What the task requires:
Determine the number of lines that contain the word "ylabel", then state that number and nothing more.

Exercise materials:
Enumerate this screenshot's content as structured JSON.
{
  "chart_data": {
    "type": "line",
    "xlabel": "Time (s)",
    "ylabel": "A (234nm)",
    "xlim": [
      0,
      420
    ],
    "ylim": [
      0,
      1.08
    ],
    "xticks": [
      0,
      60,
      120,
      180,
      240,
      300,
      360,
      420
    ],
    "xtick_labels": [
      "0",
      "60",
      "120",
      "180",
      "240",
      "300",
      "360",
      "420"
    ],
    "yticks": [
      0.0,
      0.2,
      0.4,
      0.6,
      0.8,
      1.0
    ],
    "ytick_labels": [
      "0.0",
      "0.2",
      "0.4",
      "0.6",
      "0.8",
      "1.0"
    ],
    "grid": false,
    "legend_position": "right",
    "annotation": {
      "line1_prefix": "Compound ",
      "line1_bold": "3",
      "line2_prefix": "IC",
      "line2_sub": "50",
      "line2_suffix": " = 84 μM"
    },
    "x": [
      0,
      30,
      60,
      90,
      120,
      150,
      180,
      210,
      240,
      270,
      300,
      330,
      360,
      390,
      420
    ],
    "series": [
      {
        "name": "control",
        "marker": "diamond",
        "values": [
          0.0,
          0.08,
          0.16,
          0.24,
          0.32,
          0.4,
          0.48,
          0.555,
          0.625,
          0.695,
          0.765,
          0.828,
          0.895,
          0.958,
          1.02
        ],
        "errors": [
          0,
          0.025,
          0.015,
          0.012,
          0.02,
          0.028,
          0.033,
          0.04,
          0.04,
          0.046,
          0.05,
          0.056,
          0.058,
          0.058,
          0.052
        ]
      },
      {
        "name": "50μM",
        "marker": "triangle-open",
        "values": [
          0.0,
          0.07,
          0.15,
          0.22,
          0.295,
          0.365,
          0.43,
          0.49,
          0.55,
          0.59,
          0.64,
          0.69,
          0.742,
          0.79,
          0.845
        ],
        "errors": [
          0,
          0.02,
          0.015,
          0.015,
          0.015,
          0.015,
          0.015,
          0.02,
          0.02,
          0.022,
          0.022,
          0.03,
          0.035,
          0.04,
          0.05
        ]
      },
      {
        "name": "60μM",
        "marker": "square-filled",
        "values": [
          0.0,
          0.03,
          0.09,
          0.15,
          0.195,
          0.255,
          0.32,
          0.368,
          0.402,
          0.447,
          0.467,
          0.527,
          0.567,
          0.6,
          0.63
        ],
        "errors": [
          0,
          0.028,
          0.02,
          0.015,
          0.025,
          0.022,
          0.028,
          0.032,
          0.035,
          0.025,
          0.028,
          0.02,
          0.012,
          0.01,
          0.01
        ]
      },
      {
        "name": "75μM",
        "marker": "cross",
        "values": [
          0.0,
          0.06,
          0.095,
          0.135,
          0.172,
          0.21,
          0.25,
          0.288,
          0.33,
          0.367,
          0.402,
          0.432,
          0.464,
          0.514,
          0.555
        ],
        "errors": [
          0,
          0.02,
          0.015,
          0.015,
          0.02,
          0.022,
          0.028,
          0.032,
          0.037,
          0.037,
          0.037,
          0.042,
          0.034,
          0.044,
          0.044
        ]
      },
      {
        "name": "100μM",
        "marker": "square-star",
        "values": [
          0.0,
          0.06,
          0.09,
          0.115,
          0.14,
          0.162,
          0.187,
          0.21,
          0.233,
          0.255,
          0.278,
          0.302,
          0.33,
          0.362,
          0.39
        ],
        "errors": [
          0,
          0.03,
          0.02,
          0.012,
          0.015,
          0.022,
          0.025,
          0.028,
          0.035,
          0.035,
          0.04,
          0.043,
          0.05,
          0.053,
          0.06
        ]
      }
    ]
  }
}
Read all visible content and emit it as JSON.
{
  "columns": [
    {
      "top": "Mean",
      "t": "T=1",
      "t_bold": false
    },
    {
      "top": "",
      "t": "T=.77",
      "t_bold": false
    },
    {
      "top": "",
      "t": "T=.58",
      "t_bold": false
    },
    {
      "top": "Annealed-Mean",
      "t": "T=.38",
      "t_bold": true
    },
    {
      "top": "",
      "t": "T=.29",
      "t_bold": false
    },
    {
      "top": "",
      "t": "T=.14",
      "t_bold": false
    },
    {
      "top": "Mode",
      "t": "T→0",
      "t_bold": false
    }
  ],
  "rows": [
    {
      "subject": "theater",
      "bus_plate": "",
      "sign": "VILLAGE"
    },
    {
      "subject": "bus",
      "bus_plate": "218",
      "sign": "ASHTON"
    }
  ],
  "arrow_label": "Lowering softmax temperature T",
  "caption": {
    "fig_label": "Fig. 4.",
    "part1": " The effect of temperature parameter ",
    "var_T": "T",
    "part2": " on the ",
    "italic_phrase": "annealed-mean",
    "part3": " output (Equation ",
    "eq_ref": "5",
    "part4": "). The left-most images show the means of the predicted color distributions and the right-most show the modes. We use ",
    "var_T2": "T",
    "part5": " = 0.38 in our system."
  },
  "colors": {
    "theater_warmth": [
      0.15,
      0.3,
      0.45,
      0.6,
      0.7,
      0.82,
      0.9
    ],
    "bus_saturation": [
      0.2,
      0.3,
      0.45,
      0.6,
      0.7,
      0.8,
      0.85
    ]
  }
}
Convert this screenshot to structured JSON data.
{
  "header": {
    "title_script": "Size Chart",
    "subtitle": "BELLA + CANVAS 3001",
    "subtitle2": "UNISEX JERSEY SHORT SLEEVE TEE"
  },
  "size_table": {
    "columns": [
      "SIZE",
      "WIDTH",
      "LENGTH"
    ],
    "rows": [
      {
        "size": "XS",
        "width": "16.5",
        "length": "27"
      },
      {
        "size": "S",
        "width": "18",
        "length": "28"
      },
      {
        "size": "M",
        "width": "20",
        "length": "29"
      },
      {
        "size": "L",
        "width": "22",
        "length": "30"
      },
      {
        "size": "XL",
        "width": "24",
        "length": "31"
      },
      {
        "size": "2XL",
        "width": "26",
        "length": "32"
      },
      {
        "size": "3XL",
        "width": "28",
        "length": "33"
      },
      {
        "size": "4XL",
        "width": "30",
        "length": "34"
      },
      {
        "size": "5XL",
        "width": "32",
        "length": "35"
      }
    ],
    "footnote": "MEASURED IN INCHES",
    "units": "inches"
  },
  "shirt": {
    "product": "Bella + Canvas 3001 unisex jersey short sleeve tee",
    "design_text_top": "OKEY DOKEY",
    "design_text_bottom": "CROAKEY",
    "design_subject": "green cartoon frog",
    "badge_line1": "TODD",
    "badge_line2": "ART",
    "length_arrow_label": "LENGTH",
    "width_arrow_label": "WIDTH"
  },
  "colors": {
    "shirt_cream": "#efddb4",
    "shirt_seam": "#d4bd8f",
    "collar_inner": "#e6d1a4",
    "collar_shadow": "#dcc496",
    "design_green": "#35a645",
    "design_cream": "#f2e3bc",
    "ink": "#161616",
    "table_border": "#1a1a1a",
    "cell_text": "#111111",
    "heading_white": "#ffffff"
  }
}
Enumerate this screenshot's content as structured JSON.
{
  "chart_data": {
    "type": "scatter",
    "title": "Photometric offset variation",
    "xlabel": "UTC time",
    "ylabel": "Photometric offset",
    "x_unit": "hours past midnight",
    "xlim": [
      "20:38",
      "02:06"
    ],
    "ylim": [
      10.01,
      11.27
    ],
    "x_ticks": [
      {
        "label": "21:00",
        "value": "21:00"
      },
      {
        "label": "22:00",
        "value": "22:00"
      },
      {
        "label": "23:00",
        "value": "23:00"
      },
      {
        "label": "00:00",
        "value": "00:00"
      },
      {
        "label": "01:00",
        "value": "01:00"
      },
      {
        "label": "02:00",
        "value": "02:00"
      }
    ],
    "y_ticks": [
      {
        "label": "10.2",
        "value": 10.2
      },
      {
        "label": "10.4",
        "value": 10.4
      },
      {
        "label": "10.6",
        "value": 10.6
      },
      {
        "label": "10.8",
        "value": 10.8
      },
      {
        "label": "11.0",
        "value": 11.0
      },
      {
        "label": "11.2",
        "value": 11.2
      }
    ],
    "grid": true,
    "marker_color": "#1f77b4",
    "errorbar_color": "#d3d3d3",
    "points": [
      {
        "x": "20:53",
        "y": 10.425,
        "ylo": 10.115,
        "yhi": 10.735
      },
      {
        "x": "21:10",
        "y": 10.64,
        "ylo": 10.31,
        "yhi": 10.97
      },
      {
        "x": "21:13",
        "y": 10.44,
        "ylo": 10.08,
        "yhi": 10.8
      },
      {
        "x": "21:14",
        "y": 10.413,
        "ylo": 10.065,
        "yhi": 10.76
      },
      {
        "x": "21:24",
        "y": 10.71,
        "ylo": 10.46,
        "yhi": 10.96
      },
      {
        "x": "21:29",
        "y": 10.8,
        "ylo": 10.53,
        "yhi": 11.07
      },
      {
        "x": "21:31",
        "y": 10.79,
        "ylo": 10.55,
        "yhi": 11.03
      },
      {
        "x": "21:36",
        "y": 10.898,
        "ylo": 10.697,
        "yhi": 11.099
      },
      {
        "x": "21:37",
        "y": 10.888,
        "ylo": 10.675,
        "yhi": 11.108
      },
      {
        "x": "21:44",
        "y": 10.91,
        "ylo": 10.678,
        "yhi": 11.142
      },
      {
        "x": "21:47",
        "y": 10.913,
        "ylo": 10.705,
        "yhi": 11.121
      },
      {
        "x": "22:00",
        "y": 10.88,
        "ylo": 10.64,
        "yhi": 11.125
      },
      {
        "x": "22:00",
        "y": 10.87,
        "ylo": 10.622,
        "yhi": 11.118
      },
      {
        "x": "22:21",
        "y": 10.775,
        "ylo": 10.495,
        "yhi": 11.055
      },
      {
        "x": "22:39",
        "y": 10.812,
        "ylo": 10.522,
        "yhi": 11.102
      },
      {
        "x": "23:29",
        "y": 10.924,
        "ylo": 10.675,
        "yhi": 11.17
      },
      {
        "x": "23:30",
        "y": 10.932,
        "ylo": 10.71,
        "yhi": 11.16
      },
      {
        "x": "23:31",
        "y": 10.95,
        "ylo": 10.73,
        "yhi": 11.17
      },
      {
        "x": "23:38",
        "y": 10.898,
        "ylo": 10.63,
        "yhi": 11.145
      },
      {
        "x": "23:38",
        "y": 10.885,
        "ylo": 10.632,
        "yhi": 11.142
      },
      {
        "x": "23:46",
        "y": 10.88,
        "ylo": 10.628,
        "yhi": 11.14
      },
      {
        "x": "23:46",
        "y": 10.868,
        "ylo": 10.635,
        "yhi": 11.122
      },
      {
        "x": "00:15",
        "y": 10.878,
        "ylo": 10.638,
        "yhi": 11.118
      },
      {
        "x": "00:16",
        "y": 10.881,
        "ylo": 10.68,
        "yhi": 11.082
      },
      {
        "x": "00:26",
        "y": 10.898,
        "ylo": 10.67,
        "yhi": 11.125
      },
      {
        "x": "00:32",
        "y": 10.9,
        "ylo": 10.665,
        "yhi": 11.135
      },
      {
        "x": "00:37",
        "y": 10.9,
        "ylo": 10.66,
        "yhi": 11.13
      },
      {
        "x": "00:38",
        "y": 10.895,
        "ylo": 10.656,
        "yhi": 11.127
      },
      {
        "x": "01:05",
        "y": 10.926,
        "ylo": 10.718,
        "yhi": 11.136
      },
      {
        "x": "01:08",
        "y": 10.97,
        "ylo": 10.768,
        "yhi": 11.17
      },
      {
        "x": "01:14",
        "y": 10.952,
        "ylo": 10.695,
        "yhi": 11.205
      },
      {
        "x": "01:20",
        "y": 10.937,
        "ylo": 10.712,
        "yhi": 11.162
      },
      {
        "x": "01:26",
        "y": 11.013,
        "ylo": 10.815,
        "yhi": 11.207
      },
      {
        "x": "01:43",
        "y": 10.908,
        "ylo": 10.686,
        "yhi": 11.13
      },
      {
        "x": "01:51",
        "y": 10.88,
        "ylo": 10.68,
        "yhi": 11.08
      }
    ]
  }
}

Output below:
2